[Set task] Check each line of the data for "России" and select those that have it.

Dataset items
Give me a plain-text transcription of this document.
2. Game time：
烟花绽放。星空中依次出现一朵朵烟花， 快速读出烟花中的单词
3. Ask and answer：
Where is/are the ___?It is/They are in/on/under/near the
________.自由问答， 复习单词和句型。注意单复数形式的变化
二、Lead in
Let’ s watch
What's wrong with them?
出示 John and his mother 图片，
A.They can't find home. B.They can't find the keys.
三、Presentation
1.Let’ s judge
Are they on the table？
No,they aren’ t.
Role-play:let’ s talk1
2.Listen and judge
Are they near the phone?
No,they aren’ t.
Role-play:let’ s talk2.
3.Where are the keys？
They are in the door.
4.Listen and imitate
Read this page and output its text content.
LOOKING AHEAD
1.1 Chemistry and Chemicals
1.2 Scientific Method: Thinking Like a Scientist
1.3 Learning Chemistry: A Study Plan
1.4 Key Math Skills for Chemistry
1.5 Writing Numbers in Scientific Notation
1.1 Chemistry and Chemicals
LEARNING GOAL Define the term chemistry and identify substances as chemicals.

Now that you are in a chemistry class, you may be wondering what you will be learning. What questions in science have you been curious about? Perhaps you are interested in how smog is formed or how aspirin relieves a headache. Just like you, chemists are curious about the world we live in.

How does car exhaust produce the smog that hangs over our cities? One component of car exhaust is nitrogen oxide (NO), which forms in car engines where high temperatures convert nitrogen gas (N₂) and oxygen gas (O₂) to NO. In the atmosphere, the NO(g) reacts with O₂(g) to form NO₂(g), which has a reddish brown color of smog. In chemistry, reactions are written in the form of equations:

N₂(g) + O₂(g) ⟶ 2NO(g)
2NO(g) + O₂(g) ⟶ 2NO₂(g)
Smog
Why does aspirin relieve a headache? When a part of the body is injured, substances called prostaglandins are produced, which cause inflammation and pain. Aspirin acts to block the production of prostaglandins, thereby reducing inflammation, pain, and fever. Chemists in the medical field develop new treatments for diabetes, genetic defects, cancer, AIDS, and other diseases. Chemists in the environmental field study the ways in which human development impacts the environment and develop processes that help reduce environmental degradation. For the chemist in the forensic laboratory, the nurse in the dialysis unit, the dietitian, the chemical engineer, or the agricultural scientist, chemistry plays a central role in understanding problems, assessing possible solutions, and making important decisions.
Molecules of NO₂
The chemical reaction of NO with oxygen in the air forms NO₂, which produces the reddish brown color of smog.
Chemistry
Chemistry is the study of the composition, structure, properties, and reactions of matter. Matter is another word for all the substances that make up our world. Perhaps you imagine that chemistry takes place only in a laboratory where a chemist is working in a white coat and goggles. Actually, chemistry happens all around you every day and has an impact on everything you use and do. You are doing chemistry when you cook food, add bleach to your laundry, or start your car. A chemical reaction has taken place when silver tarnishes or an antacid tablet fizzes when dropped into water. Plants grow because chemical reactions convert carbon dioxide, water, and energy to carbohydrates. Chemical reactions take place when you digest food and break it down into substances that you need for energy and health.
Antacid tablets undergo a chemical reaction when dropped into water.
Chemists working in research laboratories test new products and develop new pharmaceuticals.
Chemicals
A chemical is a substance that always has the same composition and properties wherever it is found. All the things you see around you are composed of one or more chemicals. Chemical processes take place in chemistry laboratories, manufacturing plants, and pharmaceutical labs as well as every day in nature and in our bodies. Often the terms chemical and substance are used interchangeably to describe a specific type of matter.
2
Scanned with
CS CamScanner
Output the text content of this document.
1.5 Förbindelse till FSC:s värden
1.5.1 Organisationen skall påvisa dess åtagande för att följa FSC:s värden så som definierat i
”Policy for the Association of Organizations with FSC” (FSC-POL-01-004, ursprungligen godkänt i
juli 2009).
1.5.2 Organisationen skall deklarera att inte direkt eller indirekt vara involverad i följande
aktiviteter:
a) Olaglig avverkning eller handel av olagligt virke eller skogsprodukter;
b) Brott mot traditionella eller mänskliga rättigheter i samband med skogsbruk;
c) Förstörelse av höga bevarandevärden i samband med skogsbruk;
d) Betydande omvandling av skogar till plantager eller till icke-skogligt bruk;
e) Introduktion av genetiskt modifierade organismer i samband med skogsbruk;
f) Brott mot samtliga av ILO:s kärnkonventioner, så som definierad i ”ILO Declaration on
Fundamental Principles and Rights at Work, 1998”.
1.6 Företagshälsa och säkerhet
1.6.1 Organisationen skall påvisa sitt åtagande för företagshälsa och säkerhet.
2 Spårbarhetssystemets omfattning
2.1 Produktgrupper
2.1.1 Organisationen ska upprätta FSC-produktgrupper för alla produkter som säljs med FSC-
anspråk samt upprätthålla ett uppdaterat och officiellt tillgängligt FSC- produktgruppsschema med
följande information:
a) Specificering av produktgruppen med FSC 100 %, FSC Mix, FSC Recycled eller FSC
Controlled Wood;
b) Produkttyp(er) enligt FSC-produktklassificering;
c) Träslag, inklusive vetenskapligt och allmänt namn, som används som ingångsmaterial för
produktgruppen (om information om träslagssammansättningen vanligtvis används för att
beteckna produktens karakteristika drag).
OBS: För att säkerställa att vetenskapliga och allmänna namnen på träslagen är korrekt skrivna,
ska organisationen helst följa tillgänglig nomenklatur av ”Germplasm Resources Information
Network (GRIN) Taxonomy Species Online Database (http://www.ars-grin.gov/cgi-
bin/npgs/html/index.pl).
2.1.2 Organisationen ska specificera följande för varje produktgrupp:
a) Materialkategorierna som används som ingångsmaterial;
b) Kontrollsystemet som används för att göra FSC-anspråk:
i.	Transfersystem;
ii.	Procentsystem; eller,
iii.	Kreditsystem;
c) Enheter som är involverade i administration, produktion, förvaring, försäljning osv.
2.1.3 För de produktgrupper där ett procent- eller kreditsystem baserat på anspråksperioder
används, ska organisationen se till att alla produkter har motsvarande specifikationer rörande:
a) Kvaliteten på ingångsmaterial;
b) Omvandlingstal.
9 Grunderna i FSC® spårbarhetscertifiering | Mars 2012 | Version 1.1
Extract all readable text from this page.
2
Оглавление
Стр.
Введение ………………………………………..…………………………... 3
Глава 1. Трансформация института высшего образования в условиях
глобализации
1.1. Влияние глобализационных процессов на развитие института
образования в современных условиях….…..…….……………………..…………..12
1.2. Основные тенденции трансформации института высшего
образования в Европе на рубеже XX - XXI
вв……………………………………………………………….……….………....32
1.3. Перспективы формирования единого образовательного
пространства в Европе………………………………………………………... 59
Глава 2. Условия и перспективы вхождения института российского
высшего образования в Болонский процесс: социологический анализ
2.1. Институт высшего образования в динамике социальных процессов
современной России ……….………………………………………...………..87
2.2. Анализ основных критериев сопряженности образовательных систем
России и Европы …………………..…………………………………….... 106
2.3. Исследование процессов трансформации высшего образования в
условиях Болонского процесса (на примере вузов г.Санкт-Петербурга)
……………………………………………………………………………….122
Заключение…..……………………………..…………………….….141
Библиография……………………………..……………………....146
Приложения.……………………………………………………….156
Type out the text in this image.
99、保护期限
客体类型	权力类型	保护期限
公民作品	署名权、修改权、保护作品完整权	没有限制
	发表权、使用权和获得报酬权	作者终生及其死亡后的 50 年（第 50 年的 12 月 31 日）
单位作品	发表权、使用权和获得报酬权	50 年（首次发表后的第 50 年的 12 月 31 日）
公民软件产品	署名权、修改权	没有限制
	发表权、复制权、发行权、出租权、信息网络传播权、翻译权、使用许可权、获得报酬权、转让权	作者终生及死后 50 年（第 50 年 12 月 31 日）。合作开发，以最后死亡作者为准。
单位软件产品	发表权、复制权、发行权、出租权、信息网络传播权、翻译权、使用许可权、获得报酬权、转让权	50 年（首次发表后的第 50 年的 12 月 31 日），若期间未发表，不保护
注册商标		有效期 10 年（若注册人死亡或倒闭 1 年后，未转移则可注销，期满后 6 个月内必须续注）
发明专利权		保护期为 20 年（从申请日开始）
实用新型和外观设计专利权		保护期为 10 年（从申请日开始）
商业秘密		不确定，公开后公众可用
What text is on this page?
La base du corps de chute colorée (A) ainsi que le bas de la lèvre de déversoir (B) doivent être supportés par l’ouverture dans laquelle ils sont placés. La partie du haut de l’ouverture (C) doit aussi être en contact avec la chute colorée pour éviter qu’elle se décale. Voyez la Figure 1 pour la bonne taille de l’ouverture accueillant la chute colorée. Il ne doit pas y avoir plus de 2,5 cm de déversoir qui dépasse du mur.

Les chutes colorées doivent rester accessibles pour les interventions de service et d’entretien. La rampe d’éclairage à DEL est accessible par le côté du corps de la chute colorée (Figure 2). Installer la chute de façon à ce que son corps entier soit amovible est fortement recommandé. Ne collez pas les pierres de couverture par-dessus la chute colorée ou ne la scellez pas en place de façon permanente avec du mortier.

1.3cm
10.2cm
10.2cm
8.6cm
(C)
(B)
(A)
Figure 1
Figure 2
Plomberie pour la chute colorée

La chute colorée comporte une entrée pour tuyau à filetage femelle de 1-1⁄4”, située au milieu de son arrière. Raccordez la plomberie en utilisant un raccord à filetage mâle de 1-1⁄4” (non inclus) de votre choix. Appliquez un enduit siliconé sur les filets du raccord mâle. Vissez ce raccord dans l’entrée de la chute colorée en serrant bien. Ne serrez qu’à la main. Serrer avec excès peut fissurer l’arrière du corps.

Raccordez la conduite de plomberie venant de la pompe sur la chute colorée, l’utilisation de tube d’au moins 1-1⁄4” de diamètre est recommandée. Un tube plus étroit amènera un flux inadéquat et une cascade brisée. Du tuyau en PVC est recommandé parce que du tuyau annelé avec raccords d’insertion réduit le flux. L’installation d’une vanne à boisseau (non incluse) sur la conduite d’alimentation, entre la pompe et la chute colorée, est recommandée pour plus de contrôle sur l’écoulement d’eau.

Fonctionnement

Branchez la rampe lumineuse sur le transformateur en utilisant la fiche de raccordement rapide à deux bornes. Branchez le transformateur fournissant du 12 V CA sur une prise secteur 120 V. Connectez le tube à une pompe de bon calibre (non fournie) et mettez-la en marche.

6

[Exercise output]
современной России ……….………………………………………...………..87
России и Европы …………………..…………………………………….... 106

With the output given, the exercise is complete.